* [AIM] Find the lines that hold "name". Report only how many there are.

--- Start of DATA TO USE ---

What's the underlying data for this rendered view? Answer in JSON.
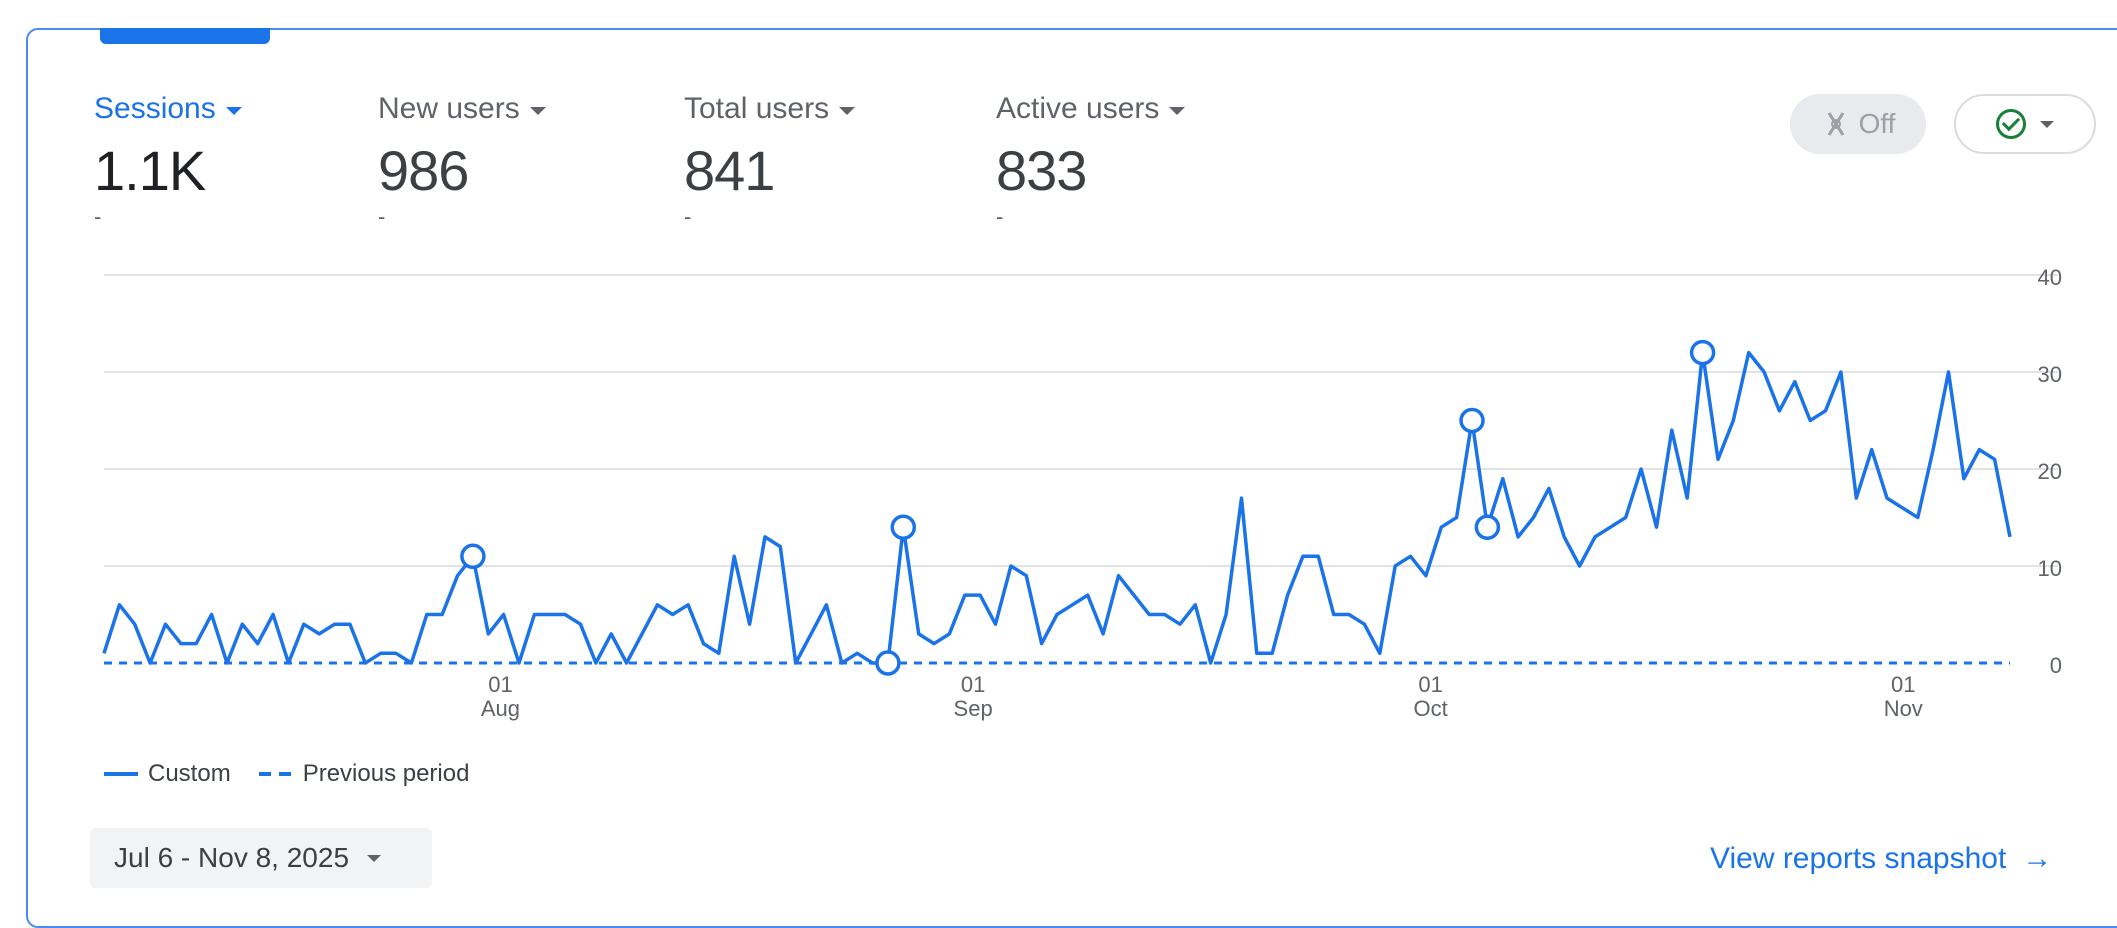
{
  "metrics": [
    {
      "label": "Sessions",
      "value": "1.1K",
      "change": "-",
      "active": true
    },
    {
      "label": "New users",
      "value": "986",
      "change": "-",
      "active": false
    },
    {
      "label": "Total users",
      "value": "841",
      "change": "-",
      "active": false
    },
    {
      "label": "Active users",
      "value": "833",
      "change": "-",
      "active": false
    }
  ],
  "toolbar": {
    "anomaly_toggle_label": "Off"
  },
  "colors": {
    "accent": "#1a73e8",
    "check": "#188038"
  },
  "chart_data": {
    "type": "line",
    "x_start": "2025-07-06",
    "x_end": "2025-11-08",
    "x_ticks": [
      {
        "day": "01",
        "month": "Aug"
      },
      {
        "day": "01",
        "month": "Sep"
      },
      {
        "day": "01",
        "month": "Oct"
      },
      {
        "day": "01",
        "month": "Nov"
      }
    ],
    "y_ticks": [
      "40",
      "30",
      "20",
      "10",
      "0"
    ],
    "ylim": [
      0,
      40
    ],
    "grid": true,
    "legend_position": "bottom-left",
    "series": [
      {
        "name": "Custom",
        "style": "solid",
        "values": [
          1,
          6,
          4,
          0,
          4,
          2,
          2,
          5,
          0,
          4,
          2,
          5,
          0,
          4,
          3,
          4,
          4,
          0,
          1,
          1,
          0,
          5,
          5,
          9,
          11,
          3,
          5,
          0,
          5,
          5,
          5,
          4,
          0,
          3,
          0,
          3,
          6,
          5,
          6,
          2,
          1,
          11,
          4,
          13,
          12,
          0,
          3,
          6,
          0,
          1,
          0,
          0,
          14,
          3,
          2,
          3,
          7,
          7,
          4,
          10,
          9,
          2,
          5,
          6,
          7,
          3,
          9,
          7,
          5,
          5,
          4,
          6,
          0,
          5,
          17,
          1,
          1,
          7,
          11,
          11,
          5,
          5,
          4,
          1,
          10,
          11,
          9,
          14,
          15,
          25,
          14,
          19,
          13,
          15,
          18,
          13,
          10,
          13,
          14,
          15,
          20,
          14,
          24,
          17,
          32,
          21,
          25,
          32,
          30,
          26,
          29,
          25,
          26,
          30,
          17,
          22,
          17,
          16,
          15,
          22,
          30,
          19,
          22,
          21,
          13
        ],
        "markers": [
          0,
          0,
          0,
          0,
          0,
          0,
          0,
          0,
          0,
          0,
          0,
          0,
          0,
          0,
          0,
          0,
          0,
          0,
          0,
          0,
          0,
          0,
          0,
          0,
          1,
          0,
          0,
          0,
          0,
          0,
          0,
          0,
          0,
          0,
          0,
          0,
          0,
          0,
          0,
          0,
          0,
          0,
          0,
          0,
          0,
          0,
          0,
          0,
          0,
          0,
          0,
          1,
          1,
          0,
          0,
          0,
          0,
          0,
          0,
          0,
          0,
          0,
          0,
          0,
          0,
          0,
          0,
          0,
          0,
          0,
          0,
          0,
          0,
          0,
          0,
          0,
          0,
          0,
          0,
          0,
          0,
          0,
          0,
          0,
          0,
          0,
          0,
          0,
          0,
          1,
          1,
          0,
          0,
          0,
          0,
          0,
          0,
          0,
          0,
          0,
          0,
          0,
          0,
          0,
          1,
          0,
          0,
          0,
          0,
          0,
          0,
          0,
          0,
          0,
          0,
          0,
          0,
          0,
          0,
          0,
          0,
          0,
          0,
          0,
          0,
          0
        ]
      },
      {
        "name": "Previous period",
        "style": "dashed",
        "values": [
          0
        ]
      }
    ]
  },
  "footer": {
    "date_range": "Jul 6 - Nov 8, 2025",
    "view_link": "View reports snapshot"
  }
}
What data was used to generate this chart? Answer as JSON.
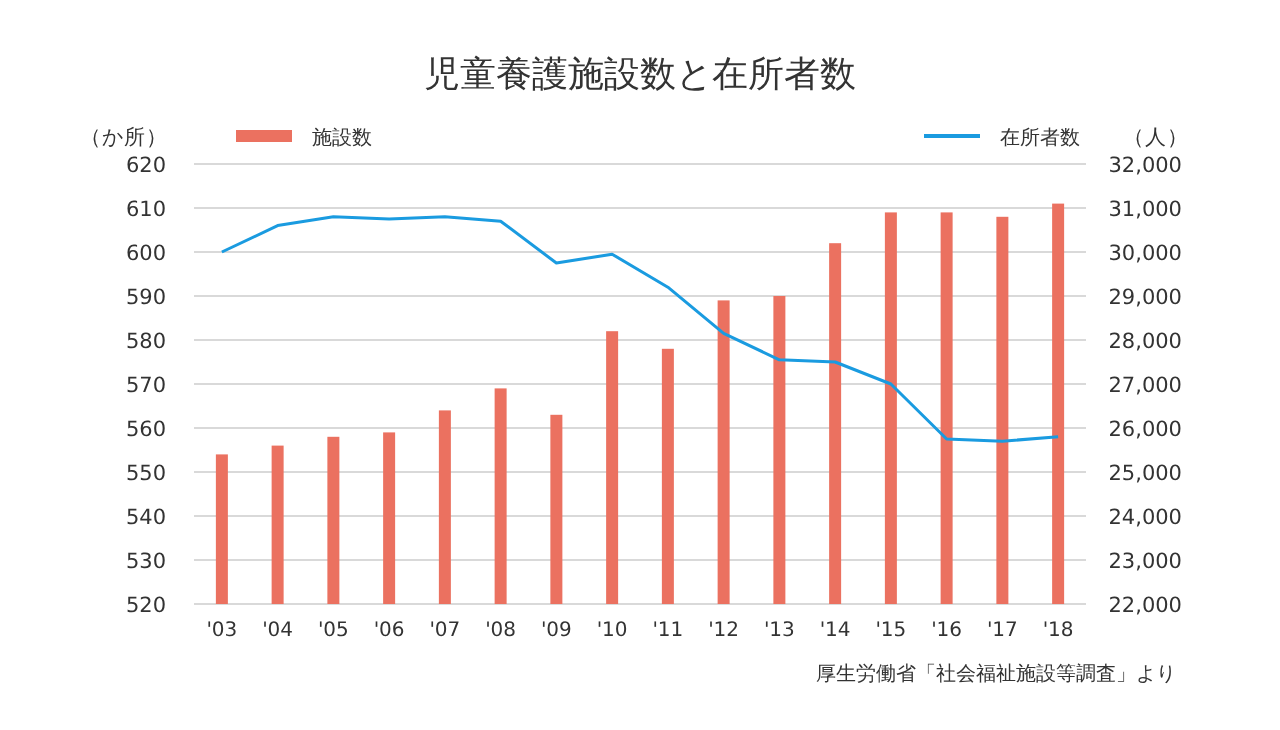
{
  "chart_data": {
    "type": "bar",
    "title": "児童養護施設数と在所者数",
    "ylabel": "（か所）",
    "y2label": "（人）",
    "categories": [
      "'03",
      "'04",
      "'05",
      "'06",
      "'07",
      "'08",
      "'09",
      "'10",
      "'11",
      "'12",
      "'13",
      "'14",
      "'15",
      "'16",
      "'17",
      "'18"
    ],
    "series": [
      {
        "name": "施設数",
        "color": "#eb7160",
        "values": [
          554,
          556,
          558,
          559,
          564,
          569,
          563,
          582,
          578,
          589,
          590,
          602,
          609,
          609,
          608,
          611
        ]
      },
      {
        "name": "在所者数",
        "type": "line",
        "axis": "y2",
        "color": "#1a9be0",
        "values": [
          30000,
          30600,
          30800,
          30750,
          30800,
          30700,
          29750,
          29950,
          29200,
          28150,
          27550,
          27500,
          27000,
          25750,
          25700,
          25800
        ]
      }
    ],
    "ylim": [
      520,
      620
    ],
    "yticks": [
      520,
      530,
      540,
      550,
      560,
      570,
      580,
      590,
      600,
      610,
      620
    ],
    "y2lim": [
      22000,
      32000
    ],
    "y2ticks": [
      {
        "value": 22000,
        "label": "22,000"
      },
      {
        "value": 23000,
        "label": "23,000"
      },
      {
        "value": 24000,
        "label": "24,000"
      },
      {
        "value": 25000,
        "label": "25,000"
      },
      {
        "value": 26000,
        "label": "26,000"
      },
      {
        "value": 27000,
        "label": "27,000"
      },
      {
        "value": 28000,
        "label": "28,000"
      },
      {
        "value": 29000,
        "label": "29,000"
      },
      {
        "value": 30000,
        "label": "30,000"
      },
      {
        "value": 31000,
        "label": "31,000"
      },
      {
        "value": 32000,
        "label": "32,000"
      }
    ],
    "grid": "y",
    "legend": "top",
    "annotations": [
      "厚生労働省「社会福祉施設等調査」より"
    ]
  }
}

--- End of DATA TO USE ---

* [WRITTEN SOLUTION] 4